- _Task directions_:
For the data below, report the number of lines that contain the string "وسلم" and nothing else.

[Data excerpts]
* * * * * * *
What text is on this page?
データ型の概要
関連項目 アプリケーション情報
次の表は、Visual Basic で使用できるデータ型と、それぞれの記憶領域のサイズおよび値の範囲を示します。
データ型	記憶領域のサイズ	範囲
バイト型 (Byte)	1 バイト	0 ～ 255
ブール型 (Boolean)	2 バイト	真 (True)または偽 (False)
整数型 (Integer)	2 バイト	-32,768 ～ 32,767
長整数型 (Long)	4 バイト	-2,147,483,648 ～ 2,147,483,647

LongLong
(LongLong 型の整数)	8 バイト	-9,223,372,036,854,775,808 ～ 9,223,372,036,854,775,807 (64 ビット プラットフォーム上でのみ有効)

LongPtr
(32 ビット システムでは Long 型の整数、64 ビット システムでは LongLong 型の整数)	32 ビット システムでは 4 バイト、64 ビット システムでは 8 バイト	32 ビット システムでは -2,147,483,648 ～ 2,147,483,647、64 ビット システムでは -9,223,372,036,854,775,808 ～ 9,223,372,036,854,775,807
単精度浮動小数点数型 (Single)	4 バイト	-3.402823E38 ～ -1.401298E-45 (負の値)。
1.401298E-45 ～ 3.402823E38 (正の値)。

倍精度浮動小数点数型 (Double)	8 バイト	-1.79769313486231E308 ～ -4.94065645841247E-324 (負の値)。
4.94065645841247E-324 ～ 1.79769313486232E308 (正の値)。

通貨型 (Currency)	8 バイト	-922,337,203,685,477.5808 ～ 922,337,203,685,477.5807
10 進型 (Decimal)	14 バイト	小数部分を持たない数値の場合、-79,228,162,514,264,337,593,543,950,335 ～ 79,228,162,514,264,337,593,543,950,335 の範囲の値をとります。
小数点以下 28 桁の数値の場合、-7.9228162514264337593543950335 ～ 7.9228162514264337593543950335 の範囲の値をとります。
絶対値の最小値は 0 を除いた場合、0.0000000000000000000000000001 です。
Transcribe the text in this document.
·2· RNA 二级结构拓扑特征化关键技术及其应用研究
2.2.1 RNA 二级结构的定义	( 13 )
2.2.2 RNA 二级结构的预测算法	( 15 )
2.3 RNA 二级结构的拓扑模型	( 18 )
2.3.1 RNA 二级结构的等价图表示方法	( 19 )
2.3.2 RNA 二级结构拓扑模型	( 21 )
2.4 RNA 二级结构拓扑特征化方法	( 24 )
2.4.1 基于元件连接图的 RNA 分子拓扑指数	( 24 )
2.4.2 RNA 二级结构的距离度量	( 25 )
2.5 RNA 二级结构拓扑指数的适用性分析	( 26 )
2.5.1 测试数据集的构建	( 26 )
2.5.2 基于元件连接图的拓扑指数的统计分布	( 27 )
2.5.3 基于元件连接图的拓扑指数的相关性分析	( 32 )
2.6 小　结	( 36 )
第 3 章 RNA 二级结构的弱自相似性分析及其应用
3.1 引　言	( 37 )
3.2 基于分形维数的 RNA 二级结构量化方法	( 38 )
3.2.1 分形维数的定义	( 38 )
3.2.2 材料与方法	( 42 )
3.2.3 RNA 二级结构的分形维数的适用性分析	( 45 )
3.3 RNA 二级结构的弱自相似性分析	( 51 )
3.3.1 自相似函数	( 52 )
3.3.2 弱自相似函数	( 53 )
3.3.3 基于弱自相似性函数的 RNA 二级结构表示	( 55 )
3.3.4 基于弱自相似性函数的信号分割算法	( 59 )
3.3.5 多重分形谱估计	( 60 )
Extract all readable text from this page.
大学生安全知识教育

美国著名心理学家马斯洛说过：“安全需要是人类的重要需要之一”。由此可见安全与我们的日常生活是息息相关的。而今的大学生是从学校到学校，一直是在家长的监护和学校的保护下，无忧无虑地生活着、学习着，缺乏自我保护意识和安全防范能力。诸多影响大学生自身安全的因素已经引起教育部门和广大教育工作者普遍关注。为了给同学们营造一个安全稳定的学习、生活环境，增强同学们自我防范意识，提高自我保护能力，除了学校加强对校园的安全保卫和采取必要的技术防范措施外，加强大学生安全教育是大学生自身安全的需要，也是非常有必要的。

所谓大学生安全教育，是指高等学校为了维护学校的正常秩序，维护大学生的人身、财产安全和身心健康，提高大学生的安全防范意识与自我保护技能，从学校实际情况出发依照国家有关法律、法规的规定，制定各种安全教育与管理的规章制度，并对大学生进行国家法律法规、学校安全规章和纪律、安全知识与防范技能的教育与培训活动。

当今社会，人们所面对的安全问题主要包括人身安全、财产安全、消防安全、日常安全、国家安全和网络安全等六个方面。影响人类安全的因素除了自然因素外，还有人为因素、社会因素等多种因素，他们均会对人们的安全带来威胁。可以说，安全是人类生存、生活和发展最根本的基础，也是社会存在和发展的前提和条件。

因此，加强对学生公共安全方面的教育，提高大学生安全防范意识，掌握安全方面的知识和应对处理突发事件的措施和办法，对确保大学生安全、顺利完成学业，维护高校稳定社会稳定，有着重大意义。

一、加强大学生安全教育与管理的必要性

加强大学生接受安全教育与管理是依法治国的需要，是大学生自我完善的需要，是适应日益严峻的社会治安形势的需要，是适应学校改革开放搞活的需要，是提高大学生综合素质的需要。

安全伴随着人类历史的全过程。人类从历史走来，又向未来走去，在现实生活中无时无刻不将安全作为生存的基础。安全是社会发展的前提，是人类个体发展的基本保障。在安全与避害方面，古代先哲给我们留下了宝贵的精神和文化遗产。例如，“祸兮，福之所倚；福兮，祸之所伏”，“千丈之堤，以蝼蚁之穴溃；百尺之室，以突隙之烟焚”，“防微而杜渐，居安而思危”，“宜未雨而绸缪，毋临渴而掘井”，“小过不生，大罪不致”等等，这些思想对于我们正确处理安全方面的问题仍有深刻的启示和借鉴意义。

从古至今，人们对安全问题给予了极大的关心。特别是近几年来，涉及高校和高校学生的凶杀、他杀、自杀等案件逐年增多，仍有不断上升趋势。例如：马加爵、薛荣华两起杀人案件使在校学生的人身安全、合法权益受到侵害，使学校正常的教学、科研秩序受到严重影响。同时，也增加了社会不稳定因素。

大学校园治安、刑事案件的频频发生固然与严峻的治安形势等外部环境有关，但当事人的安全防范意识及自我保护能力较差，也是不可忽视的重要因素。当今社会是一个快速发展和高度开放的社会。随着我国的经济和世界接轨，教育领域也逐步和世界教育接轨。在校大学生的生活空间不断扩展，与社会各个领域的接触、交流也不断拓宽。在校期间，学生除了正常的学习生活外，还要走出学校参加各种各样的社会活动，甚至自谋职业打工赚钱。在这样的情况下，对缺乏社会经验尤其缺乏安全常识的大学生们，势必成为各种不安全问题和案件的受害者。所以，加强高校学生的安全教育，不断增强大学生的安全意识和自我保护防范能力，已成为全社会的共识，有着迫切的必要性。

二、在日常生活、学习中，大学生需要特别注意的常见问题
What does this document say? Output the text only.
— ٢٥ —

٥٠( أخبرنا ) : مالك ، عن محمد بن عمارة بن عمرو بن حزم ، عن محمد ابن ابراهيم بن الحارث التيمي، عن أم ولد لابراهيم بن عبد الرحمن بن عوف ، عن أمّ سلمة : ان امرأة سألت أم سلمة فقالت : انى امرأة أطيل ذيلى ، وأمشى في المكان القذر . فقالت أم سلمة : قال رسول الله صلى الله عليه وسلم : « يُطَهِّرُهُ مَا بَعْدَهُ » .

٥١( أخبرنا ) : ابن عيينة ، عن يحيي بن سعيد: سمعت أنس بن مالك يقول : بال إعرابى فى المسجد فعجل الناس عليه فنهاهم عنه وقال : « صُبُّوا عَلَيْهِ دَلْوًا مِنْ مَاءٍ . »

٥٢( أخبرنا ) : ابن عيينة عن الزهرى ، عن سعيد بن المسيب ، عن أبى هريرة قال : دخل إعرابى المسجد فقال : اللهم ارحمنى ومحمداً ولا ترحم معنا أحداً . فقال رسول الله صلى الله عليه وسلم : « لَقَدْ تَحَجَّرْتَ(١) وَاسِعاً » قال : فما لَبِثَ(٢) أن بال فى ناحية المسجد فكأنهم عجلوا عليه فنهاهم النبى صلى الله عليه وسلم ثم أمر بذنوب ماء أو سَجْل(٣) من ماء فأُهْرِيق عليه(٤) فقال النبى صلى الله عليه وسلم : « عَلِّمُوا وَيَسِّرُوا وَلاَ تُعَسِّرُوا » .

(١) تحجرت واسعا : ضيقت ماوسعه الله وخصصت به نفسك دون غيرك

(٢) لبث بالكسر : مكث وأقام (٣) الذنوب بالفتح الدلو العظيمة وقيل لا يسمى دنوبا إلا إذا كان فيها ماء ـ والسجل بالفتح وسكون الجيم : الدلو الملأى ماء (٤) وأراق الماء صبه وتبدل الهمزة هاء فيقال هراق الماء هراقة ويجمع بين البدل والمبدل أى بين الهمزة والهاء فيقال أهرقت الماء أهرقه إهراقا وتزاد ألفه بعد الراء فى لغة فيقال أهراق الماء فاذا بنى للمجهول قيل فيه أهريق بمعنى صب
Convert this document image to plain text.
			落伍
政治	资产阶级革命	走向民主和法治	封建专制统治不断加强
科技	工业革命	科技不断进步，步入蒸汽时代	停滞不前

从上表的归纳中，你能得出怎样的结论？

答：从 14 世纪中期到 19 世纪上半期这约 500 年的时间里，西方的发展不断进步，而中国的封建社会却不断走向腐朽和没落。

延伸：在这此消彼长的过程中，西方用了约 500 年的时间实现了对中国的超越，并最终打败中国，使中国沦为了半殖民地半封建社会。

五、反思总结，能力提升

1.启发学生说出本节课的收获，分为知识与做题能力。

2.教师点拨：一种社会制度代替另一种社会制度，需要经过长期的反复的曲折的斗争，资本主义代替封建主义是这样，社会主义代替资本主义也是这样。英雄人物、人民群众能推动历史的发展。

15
* * * * * * *
- _Exercise result_:
2